Requirements.
Take the material below and retype it in full; pictures are left out.

Stored dataset items.
* start *
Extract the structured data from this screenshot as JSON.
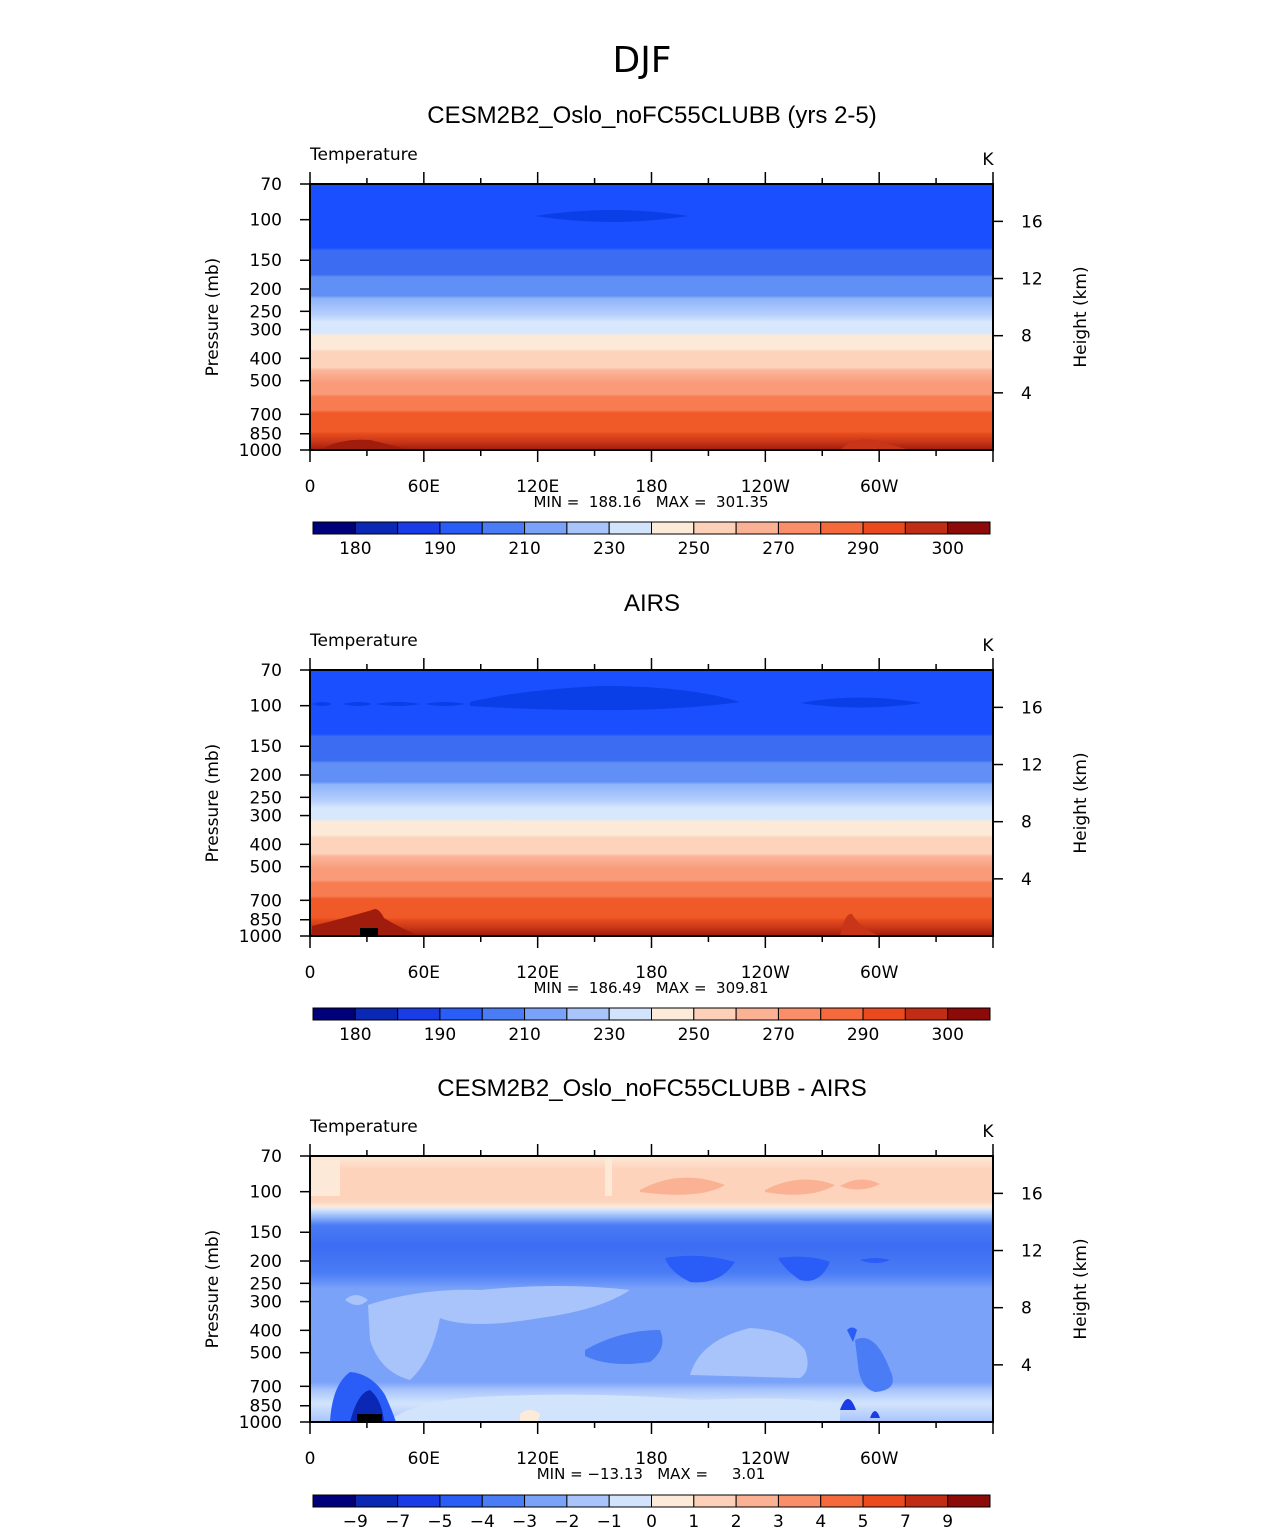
{
  "figure_title": "DJF",
  "chart_data": [
    {
      "type": "heatmap",
      "title": "CESM2B2_Oslo_noFC55CLUBB (yrs 2-5)",
      "variable_label": "Temperature",
      "units": "K",
      "ylabel": "Pressure (mb)",
      "y2label": "Height (km)",
      "x_ticks": [
        "0",
        "60E",
        "120E",
        "180",
        "120W",
        "60W"
      ],
      "y_ticks": [
        "70",
        "100",
        "150",
        "200",
        "250",
        "300",
        "400",
        "500",
        "700",
        "850",
        "1000"
      ],
      "y2_ticks": [
        "16",
        "12",
        "8",
        "4"
      ],
      "min_max_text": "MIN =  188.16   MAX =  301.35",
      "stats": {
        "min": 188.16,
        "max": 301.35
      },
      "colorbar_levels": [
        175,
        180,
        185,
        190,
        200,
        210,
        220,
        230,
        240,
        250,
        260,
        270,
        280,
        290,
        295,
        300,
        305
      ],
      "colorbar_labels": [
        "180",
        "190",
        "210",
        "230",
        "250",
        "270",
        "290",
        "300"
      ],
      "bands": [
        {
          "level": 190,
          "color": "#1a4fff"
        },
        {
          "level": 200,
          "color": "#3c6cf2"
        },
        {
          "level": 210,
          "color": "#6090f5"
        },
        {
          "level": 220,
          "color": "#8fb4fa"
        },
        {
          "level": 230,
          "color": "#b4cefc"
        },
        {
          "level": 240,
          "color": "#d8e8fc"
        },
        {
          "level": 250,
          "color": "#fde9d8"
        },
        {
          "level": 260,
          "color": "#fdd3bc"
        },
        {
          "level": 270,
          "color": "#fbb69a"
        },
        {
          "level": 280,
          "color": "#f99a78"
        },
        {
          "level": 285,
          "color": "#f77c52"
        },
        {
          "level": 290,
          "color": "#f05a28"
        },
        {
          "level": 295,
          "color": "#e54a1c"
        },
        {
          "level": 300,
          "color": "#c83518"
        },
        {
          "level": 305,
          "color": "#a01c0c"
        }
      ]
    },
    {
      "type": "heatmap",
      "title": "AIRS",
      "variable_label": "Temperature",
      "units": "K",
      "ylabel": "Pressure (mb)",
      "y2label": "Height (km)",
      "x_ticks": [
        "0",
        "60E",
        "120E",
        "180",
        "120W",
        "60W"
      ],
      "y_ticks": [
        "70",
        "100",
        "150",
        "200",
        "250",
        "300",
        "400",
        "500",
        "700",
        "850",
        "1000"
      ],
      "y2_ticks": [
        "16",
        "12",
        "8",
        "4"
      ],
      "min_max_text": "MIN =  186.49   MAX =  309.81",
      "stats": {
        "min": 186.49,
        "max": 309.81
      },
      "colorbar_levels": [
        175,
        180,
        185,
        190,
        200,
        210,
        220,
        230,
        240,
        250,
        260,
        270,
        280,
        290,
        295,
        300,
        305
      ],
      "colorbar_labels": [
        "180",
        "190",
        "210",
        "230",
        "250",
        "270",
        "290",
        "300"
      ]
    },
    {
      "type": "heatmap",
      "title": "CESM2B2_Oslo_noFC55CLUBB - AIRS",
      "variable_label": "Temperature",
      "units": "K",
      "ylabel": "Pressure (mb)",
      "y2label": "Height (km)",
      "x_ticks": [
        "0",
        "60E",
        "120E",
        "180",
        "120W",
        "60W"
      ],
      "y_ticks": [
        "70",
        "100",
        "150",
        "200",
        "250",
        "300",
        "400",
        "500",
        "700",
        "850",
        "1000"
      ],
      "y2_ticks": [
        "16",
        "12",
        "8",
        "4"
      ],
      "min_max_text": "MIN = −13.13   MAX =     3.01",
      "stats": {
        "min": -13.13,
        "max": 3.01
      },
      "colorbar_levels": [
        -11,
        -9,
        -7,
        -5,
        -4,
        -3,
        -2,
        -1,
        0,
        1,
        2,
        3,
        4,
        5,
        7,
        9,
        11
      ],
      "colorbar_labels": [
        "−9",
        "−7",
        "−5",
        "−4",
        "−3",
        "−2",
        "−1",
        "0",
        "1",
        "2",
        "3",
        "4",
        "5",
        "7",
        "9"
      ]
    }
  ],
  "colorbar_colors": [
    "#00007a",
    "#0a28b4",
    "#1a3ce6",
    "#2a5cf8",
    "#4a7cf6",
    "#7aa2f8",
    "#a8c4fb",
    "#d2e4fc",
    "#fdebd9",
    "#fdd1b9",
    "#fbb193",
    "#f98e68",
    "#f56a3c",
    "#ea4a1e",
    "#c02c14",
    "#8c0a08"
  ]
}
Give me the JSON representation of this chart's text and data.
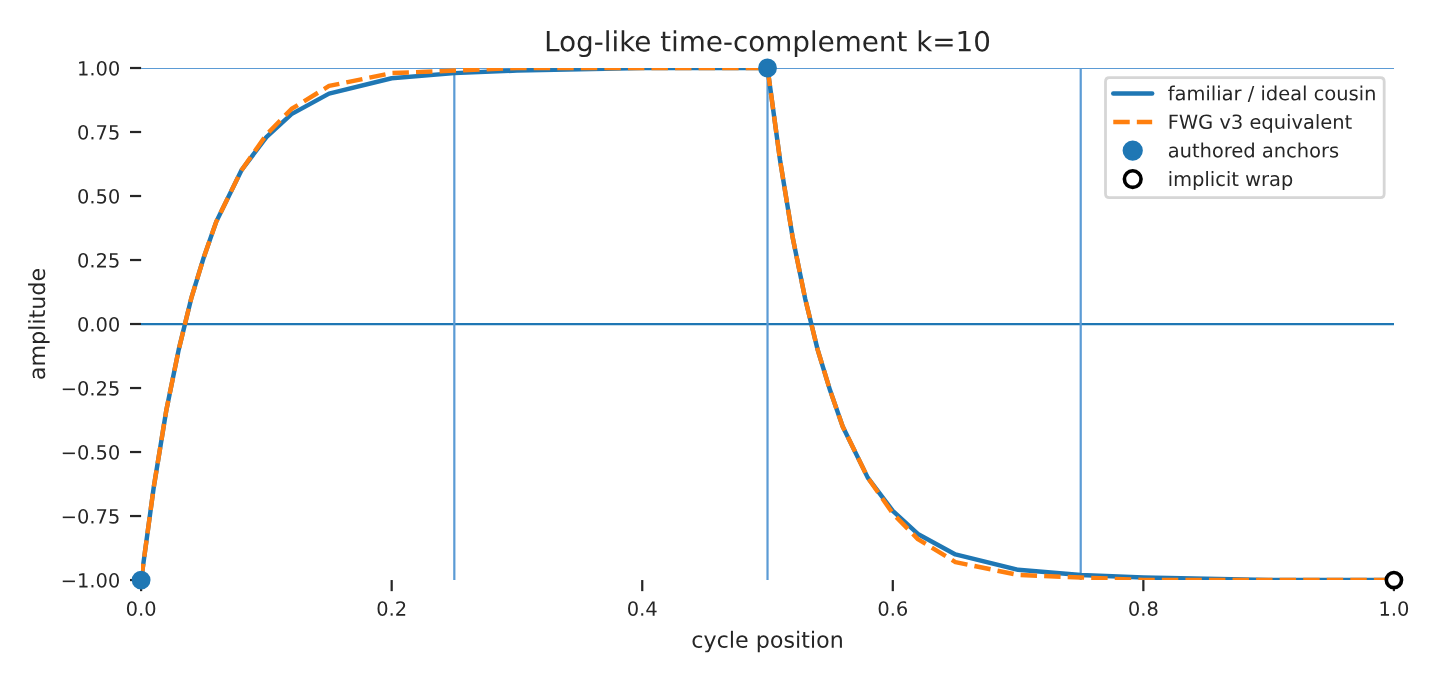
* end *
Output below.
Extract the structured data from this screenshot as JSON.
{
  "figure_title": "DJF",
  "chart_data": [
    {
      "type": "heatmap",
      "title": "CESM2B2_Oslo_noFC55CLUBB (yrs 2-5)",
      "variable_label": "Temperature",
      "units": "K",
      "ylabel": "Pressure (mb)",
      "y2label": "Height (km)",
      "x_ticks": [
        "0",
        "60E",
        "120E",
        "180",
        "120W",
        "60W"
      ],
      "y_ticks": [
        "70",
        "100",
        "150",
        "200",
        "250",
        "300",
        "400",
        "500",
        "700",
        "850",
        "1000"
      ],
      "y2_ticks": [
        "16",
        "12",
        "8",
        "4"
      ],
      "min_max_text": "MIN =  188.16   MAX =  301.35",
      "stats": {
        "min": 188.16,
        "max": 301.35
      },
      "colorbar_levels": [
        175,
        180,
        185,
        190,
        200,
        210,
        220,
        230,
        240,
        250,
        260,
        270,
        280,
        290,
        295,
        300,
        305
      ],
      "colorbar_labels": [
        "180",
        "190",
        "210",
        "230",
        "250",
        "270",
        "290",
        "300"
      ],
      "bands": [
        {
          "level": 190,
          "color": "#1a4fff"
        },
        {
          "level": 200,
          "color": "#3c6cf2"
        },
        {
          "level": 210,
          "color": "#6090f5"
        },
        {
          "level": 220,
          "color": "#8fb4fa"
        },
        {
          "level": 230,
          "color": "#b4cefc"
        },
        {
          "level": 240,
          "color": "#d8e8fc"
        },
        {
          "level": 250,
          "color": "#fde9d8"
        },
        {
          "level": 260,
          "color": "#fdd3bc"
        },
        {
          "level": 270,
          "color": "#fbb69a"
        },
        {
          "level": 280,
          "color": "#f99a78"
        },
        {
          "level": 285,
          "color": "#f77c52"
        },
        {
          "level": 290,
          "color": "#f05a28"
        },
        {
          "level": 295,
          "color": "#e54a1c"
        },
        {
          "level": 300,
          "color": "#c83518"
        },
        {
          "level": 305,
          "color": "#a01c0c"
        }
      ]
    },
    {
      "type": "heatmap",
      "title": "AIRS",
      "variable_label": "Temperature",
      "units": "K",
      "ylabel": "Pressure (mb)",
      "y2label": "Height (km)",
      "x_ticks": [
        "0",
        "60E",
        "120E",
        "180",
        "120W",
        "60W"
      ],
      "y_ticks": [
        "70",
        "100",
        "150",
        "200",
        "250",
        "300",
        "400",
        "500",
        "700",
        "850",
        "1000"
      ],
      "y2_ticks": [
        "16",
        "12",
        "8",
        "4"
      ],
      "min_max_text": "MIN =  186.49   MAX =  309.81",
      "stats": {
        "min": 186.49,
        "max": 309.81
      },
      "colorbar_levels": [
        175,
        180,
        185,
        190,
        200,
        210,
        220,
        230,
        240,
        250,
        260,
        270,
        280,
        290,
        295,
        300,
        305
      ],
      "colorbar_labels": [
        "180",
        "190",
        "210",
        "230",
        "250",
        "270",
        "290",
        "300"
      ]
    },
    {
      "type": "heatmap",
      "title": "CESM2B2_Oslo_noFC55CLUBB - AIRS",
      "variable_label": "Temperature",
      "units": "K",
      "ylabel": "Pressure (mb)",
      "y2label": "Height (km)",
      "x_ticks": [
        "0",
        "60E",
        "120E",
        "180",
        "120W",
        "60W"
      ],
      "y_ticks": [
        "70",
        "100",
        "150",
        "200",
        "250",
        "300",
        "400",
        "500",
        "700",
        "850",
        "1000"
      ],
      "y2_ticks": [
        "16",
        "12",
        "8",
        "4"
      ],
      "min_max_text": "MIN = −13.13   MAX =     3.01",
      "stats": {
        "min": -13.13,
        "max": 3.01
      },
      "colorbar_levels": [
        -11,
        -9,
        -7,
        -5,
        -4,
        -3,
        -2,
        -1,
        0,
        1,
        2,
        3,
        4,
        5,
        7,
        9,
        11
      ],
      "colorbar_labels": [
        "−9",
        "−7",
        "−5",
        "−4",
        "−3",
        "−2",
        "−1",
        "0",
        "1",
        "2",
        "3",
        "4",
        "5",
        "7",
        "9"
      ]
    }
  ],
  "colorbar_colors": [
    "#00007a",
    "#0a28b4",
    "#1a3ce6",
    "#2a5cf8",
    "#4a7cf6",
    "#7aa2f8",
    "#a8c4fb",
    "#d2e4fc",
    "#fdebd9",
    "#fdd1b9",
    "#fbb193",
    "#f98e68",
    "#f56a3c",
    "#ea4a1e",
    "#c02c14",
    "#8c0a08"
  ]
}
Give me the JSON representation of this chart's text and data.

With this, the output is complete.